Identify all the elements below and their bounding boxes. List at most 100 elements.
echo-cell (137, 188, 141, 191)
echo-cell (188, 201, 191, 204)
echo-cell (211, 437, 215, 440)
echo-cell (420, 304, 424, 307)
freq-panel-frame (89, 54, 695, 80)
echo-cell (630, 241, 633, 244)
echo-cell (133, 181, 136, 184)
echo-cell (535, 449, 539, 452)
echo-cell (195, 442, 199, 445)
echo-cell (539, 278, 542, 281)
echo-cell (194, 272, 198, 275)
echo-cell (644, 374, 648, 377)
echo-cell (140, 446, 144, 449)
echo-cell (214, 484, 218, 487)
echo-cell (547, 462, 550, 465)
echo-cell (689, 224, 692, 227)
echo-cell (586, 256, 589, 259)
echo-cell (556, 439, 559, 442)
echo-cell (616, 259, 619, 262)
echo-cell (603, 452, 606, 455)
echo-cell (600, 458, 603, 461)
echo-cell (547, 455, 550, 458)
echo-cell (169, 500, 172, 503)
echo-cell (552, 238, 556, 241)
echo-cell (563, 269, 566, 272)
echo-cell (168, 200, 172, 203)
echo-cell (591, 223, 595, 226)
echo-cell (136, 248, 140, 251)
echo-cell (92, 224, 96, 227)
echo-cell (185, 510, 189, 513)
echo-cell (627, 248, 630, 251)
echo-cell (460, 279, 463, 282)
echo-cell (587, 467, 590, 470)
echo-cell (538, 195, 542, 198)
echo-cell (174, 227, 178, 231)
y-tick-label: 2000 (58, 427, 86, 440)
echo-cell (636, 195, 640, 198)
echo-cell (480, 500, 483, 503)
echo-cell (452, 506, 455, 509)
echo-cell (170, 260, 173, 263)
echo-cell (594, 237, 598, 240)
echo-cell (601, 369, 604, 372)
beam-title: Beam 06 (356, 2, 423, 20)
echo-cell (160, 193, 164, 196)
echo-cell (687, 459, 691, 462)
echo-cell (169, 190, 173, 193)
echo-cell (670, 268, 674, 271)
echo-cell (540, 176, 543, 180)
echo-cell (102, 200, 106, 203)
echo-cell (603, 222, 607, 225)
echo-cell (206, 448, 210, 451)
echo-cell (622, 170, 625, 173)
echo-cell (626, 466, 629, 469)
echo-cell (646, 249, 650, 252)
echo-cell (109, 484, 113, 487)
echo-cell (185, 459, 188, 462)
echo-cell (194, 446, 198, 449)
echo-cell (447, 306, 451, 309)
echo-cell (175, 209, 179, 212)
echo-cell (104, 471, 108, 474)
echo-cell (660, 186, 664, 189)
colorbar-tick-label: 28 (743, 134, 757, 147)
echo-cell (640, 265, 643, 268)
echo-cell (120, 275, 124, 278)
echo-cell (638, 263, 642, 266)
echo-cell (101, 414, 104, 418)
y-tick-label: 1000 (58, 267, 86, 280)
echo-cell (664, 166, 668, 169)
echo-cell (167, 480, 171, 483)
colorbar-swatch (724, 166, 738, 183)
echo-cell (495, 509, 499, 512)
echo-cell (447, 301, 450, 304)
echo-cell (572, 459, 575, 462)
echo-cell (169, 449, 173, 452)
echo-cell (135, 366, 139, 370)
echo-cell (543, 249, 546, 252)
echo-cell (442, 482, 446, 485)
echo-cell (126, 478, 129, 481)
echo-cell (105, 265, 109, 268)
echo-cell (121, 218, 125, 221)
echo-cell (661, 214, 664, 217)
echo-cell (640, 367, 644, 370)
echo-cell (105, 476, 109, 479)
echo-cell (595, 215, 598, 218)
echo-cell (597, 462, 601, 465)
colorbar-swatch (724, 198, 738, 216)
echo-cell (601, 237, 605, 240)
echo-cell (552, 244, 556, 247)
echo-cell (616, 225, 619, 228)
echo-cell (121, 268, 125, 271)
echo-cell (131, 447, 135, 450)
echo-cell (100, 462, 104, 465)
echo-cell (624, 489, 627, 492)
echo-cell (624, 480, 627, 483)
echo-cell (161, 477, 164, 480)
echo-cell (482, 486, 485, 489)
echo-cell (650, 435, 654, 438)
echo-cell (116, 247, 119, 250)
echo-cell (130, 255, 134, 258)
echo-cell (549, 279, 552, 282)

········

SHORT TASK >> Output the entire listing above line for line, with no changes.

OUTPUT FOR THIS EXERCISE >>
Identify all the elements below and their bounding boxes. List at most 100 elements.
echo-cell (137, 188, 141, 191)
echo-cell (188, 201, 191, 204)
echo-cell (211, 437, 215, 440)
echo-cell (420, 304, 424, 307)
freq-panel-frame (89, 54, 695, 80)
echo-cell (630, 241, 633, 244)
echo-cell (133, 181, 136, 184)
echo-cell (535, 449, 539, 452)
echo-cell (195, 442, 199, 445)
echo-cell (539, 278, 542, 281)
echo-cell (194, 272, 198, 275)
echo-cell (644, 374, 648, 377)
echo-cell (140, 446, 144, 449)
echo-cell (214, 484, 218, 487)
echo-cell (547, 462, 550, 465)
echo-cell (689, 224, 692, 227)
echo-cell (586, 256, 589, 259)
echo-cell (556, 439, 559, 442)
echo-cell (616, 259, 619, 262)
echo-cell (603, 452, 606, 455)
echo-cell (600, 458, 603, 461)
echo-cell (547, 455, 550, 458)
echo-cell (169, 500, 172, 503)
echo-cell (552, 238, 556, 241)
echo-cell (563, 269, 566, 272)
echo-cell (168, 200, 172, 203)
echo-cell (591, 223, 595, 226)
echo-cell (136, 248, 140, 251)
echo-cell (92, 224, 96, 227)
echo-cell (185, 510, 189, 513)
echo-cell (627, 248, 630, 251)
echo-cell (460, 279, 463, 282)
echo-cell (587, 467, 590, 470)
echo-cell (538, 195, 542, 198)
echo-cell (174, 227, 178, 231)
y-tick-label: 2000 (58, 427, 86, 440)
echo-cell (636, 195, 640, 198)
echo-cell (480, 500, 483, 503)
echo-cell (452, 506, 455, 509)
echo-cell (170, 260, 173, 263)
echo-cell (594, 237, 598, 240)
echo-cell (601, 369, 604, 372)
beam-title: Beam 06 (356, 2, 423, 20)
echo-cell (160, 193, 164, 196)
echo-cell (687, 459, 691, 462)
echo-cell (169, 190, 173, 193)
echo-cell (670, 268, 674, 271)
echo-cell (540, 176, 543, 180)
echo-cell (102, 200, 106, 203)
echo-cell (603, 222, 607, 225)
echo-cell (206, 448, 210, 451)
echo-cell (622, 170, 625, 173)
echo-cell (626, 466, 629, 469)
echo-cell (646, 249, 650, 252)
echo-cell (109, 484, 113, 487)
echo-cell (185, 459, 188, 462)
echo-cell (194, 446, 198, 449)
echo-cell (447, 306, 451, 309)
echo-cell (175, 209, 179, 212)
echo-cell (104, 471, 108, 474)
echo-cell (660, 186, 664, 189)
colorbar-tick-label: 28 (743, 134, 757, 147)
echo-cell (640, 265, 643, 268)
echo-cell (120, 275, 124, 278)
echo-cell (638, 263, 642, 266)
echo-cell (101, 414, 104, 418)
y-tick-label: 1000 (58, 267, 86, 280)
echo-cell (664, 166, 668, 169)
echo-cell (167, 480, 171, 483)
colorbar-swatch (724, 166, 738, 183)
echo-cell (495, 509, 499, 512)
echo-cell (447, 301, 450, 304)
echo-cell (572, 459, 575, 462)
echo-cell (169, 449, 173, 452)
echo-cell (135, 366, 139, 370)
echo-cell (543, 249, 546, 252)
echo-cell (442, 482, 446, 485)
echo-cell (126, 478, 129, 481)
echo-cell (105, 265, 109, 268)
echo-cell (121, 218, 125, 221)
echo-cell (661, 214, 664, 217)
echo-cell (640, 367, 644, 370)
echo-cell (105, 476, 109, 479)
echo-cell (595, 215, 598, 218)
echo-cell (597, 462, 601, 465)
colorbar-swatch (724, 198, 738, 216)
echo-cell (601, 237, 605, 240)
echo-cell (552, 244, 556, 247)
echo-cell (616, 225, 619, 228)
echo-cell (121, 268, 125, 271)
echo-cell (131, 447, 135, 450)
echo-cell (100, 462, 104, 465)
echo-cell (624, 489, 627, 492)
echo-cell (624, 480, 627, 483)
echo-cell (161, 477, 164, 480)
echo-cell (482, 486, 485, 489)
echo-cell (650, 435, 654, 438)
echo-cell (116, 247, 119, 250)
echo-cell (130, 255, 134, 258)
echo-cell (549, 279, 552, 282)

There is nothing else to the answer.